# Task to carry out:
Isolate every line in the records below with "fonds" in it.

[Figure dataset records]
-- START --

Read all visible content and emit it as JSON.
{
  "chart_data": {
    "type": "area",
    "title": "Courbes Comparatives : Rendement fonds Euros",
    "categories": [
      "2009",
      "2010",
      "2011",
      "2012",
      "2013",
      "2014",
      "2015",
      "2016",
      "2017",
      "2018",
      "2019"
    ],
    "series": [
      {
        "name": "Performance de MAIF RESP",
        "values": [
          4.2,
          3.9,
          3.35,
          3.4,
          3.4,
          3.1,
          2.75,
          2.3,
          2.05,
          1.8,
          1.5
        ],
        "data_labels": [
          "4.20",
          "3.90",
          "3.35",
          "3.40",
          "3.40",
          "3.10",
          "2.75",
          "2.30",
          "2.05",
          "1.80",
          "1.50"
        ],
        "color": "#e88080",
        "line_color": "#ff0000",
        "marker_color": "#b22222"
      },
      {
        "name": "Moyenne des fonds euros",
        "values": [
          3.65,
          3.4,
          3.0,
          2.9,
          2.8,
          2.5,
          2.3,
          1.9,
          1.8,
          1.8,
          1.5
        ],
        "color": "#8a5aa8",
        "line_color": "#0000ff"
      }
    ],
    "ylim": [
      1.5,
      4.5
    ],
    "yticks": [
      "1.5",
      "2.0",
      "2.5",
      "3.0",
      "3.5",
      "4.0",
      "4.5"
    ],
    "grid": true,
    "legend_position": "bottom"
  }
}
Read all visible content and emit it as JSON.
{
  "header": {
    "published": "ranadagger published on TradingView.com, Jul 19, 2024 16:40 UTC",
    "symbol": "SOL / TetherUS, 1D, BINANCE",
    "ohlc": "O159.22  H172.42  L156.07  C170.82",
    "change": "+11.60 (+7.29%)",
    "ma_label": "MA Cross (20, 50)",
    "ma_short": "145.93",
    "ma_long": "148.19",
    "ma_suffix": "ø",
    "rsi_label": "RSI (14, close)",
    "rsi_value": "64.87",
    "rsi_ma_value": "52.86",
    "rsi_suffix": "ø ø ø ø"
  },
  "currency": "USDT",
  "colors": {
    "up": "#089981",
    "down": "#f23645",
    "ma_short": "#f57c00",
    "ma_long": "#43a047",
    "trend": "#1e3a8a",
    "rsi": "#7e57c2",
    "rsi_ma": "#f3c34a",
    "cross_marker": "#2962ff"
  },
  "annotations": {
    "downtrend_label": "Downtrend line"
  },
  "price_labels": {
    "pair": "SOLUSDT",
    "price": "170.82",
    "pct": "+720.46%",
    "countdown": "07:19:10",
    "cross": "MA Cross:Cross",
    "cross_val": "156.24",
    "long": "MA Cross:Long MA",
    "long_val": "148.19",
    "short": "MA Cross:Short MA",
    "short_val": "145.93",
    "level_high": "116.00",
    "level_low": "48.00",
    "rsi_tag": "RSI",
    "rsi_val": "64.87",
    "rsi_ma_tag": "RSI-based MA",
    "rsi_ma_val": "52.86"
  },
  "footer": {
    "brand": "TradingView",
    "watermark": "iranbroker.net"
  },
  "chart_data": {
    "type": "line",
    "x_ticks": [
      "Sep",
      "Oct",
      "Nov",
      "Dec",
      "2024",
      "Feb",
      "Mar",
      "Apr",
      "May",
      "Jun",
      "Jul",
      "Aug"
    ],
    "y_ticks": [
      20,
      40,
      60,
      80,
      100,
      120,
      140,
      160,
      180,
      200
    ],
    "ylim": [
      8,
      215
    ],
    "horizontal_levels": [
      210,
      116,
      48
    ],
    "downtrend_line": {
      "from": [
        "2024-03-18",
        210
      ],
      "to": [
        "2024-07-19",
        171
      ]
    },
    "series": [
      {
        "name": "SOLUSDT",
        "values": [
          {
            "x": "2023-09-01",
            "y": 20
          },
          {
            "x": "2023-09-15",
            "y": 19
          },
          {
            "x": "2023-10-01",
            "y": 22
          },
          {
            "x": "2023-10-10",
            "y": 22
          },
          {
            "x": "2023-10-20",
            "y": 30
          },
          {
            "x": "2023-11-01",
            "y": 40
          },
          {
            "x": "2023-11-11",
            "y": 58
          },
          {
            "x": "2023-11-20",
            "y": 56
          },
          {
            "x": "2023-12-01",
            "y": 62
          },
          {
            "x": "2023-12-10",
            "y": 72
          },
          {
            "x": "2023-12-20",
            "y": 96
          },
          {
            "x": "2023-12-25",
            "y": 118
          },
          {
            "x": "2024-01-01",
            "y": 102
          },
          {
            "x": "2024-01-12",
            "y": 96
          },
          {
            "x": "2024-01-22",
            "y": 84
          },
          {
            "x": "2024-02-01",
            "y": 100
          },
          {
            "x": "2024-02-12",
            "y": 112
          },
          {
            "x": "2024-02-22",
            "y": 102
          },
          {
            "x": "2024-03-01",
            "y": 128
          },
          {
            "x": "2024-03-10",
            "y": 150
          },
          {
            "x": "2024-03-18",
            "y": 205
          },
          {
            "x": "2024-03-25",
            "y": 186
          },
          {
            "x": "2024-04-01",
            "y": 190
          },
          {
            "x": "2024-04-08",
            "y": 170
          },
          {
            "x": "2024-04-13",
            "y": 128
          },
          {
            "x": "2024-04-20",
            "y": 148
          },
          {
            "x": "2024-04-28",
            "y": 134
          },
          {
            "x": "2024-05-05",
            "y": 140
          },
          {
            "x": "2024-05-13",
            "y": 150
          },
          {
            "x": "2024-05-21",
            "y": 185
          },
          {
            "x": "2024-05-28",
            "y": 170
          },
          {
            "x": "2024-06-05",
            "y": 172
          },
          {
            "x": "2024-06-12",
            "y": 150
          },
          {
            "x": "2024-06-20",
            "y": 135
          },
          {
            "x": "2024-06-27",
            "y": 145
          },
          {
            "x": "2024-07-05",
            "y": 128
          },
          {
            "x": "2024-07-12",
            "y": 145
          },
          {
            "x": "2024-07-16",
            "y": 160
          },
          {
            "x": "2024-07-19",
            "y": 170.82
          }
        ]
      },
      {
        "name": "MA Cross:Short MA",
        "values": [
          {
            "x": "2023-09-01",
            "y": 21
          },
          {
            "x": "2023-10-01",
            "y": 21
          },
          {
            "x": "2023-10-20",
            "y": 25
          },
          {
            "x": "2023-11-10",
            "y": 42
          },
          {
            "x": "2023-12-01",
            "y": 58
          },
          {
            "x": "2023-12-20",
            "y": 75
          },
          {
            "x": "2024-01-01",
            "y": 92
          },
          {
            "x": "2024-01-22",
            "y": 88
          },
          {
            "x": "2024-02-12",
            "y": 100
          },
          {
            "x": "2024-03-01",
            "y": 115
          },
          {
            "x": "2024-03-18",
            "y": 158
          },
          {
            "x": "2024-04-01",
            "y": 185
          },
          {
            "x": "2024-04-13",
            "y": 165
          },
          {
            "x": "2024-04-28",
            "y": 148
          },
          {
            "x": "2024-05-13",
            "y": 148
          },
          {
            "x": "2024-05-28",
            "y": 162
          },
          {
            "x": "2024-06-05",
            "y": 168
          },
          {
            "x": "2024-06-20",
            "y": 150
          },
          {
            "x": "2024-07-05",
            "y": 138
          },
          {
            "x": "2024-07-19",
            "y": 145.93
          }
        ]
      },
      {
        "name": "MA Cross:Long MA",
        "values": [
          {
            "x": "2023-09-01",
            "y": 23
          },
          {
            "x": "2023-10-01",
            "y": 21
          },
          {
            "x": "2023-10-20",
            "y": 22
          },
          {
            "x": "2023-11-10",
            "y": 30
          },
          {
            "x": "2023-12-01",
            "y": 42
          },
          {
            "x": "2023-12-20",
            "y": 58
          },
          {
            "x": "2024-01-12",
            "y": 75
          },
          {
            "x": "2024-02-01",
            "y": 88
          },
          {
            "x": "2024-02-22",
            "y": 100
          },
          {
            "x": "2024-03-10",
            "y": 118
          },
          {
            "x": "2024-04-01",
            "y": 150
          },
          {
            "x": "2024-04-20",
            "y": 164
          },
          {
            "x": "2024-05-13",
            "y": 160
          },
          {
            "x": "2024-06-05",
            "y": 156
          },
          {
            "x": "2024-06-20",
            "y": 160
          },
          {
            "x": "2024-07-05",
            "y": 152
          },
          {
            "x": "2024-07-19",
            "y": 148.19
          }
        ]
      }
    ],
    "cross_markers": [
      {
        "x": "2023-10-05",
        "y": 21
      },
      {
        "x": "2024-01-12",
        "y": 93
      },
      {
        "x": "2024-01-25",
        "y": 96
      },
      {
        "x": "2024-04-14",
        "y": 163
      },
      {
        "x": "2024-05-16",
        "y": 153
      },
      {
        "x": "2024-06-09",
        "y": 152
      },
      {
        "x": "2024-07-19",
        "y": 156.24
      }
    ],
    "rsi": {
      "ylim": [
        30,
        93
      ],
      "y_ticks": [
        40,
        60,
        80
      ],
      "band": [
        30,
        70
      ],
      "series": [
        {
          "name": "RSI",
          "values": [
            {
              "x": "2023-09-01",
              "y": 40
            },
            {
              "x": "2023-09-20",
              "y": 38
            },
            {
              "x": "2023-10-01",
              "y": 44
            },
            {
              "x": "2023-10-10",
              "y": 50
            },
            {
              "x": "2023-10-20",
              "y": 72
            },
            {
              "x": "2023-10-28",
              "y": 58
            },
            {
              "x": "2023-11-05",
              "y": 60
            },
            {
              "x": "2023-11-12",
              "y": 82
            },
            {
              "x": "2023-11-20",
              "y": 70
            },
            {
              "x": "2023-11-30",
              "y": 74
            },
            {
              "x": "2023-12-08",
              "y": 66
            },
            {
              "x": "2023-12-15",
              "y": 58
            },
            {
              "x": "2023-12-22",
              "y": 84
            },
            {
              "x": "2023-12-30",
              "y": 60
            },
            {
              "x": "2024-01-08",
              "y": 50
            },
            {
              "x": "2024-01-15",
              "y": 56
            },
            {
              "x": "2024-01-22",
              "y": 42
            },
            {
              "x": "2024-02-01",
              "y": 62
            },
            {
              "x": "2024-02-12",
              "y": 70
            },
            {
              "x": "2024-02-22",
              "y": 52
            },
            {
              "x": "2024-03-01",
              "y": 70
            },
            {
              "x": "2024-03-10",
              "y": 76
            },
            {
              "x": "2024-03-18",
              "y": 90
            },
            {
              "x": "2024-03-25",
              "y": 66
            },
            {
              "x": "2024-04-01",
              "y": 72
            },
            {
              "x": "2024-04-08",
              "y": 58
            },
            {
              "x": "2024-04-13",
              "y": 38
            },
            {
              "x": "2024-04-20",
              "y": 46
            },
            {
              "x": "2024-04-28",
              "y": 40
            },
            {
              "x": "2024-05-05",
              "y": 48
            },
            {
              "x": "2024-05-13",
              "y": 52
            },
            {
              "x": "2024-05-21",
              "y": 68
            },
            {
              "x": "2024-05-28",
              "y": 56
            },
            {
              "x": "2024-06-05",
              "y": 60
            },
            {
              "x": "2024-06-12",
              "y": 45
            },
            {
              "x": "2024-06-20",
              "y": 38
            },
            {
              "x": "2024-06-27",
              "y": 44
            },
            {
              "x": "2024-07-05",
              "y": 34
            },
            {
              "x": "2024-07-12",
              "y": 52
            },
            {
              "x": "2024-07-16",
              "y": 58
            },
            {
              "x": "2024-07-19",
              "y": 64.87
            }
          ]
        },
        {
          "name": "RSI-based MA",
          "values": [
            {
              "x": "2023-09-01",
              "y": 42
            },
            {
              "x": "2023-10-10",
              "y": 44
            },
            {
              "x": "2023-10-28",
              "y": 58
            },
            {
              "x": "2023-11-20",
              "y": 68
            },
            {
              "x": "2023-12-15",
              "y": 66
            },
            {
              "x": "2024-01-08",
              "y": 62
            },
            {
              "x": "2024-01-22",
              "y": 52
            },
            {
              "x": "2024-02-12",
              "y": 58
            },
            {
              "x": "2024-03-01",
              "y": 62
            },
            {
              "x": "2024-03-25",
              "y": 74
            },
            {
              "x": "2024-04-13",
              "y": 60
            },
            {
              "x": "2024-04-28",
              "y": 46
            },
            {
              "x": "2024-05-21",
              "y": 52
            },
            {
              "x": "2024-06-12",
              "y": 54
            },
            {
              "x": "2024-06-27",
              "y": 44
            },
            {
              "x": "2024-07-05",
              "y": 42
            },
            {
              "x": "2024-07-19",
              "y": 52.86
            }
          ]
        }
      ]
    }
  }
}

-- END --

# Written solution:
    "title": "Courbes Comparatives : Rendement fonds Euros",
        "name": "Moyenne des fonds euros",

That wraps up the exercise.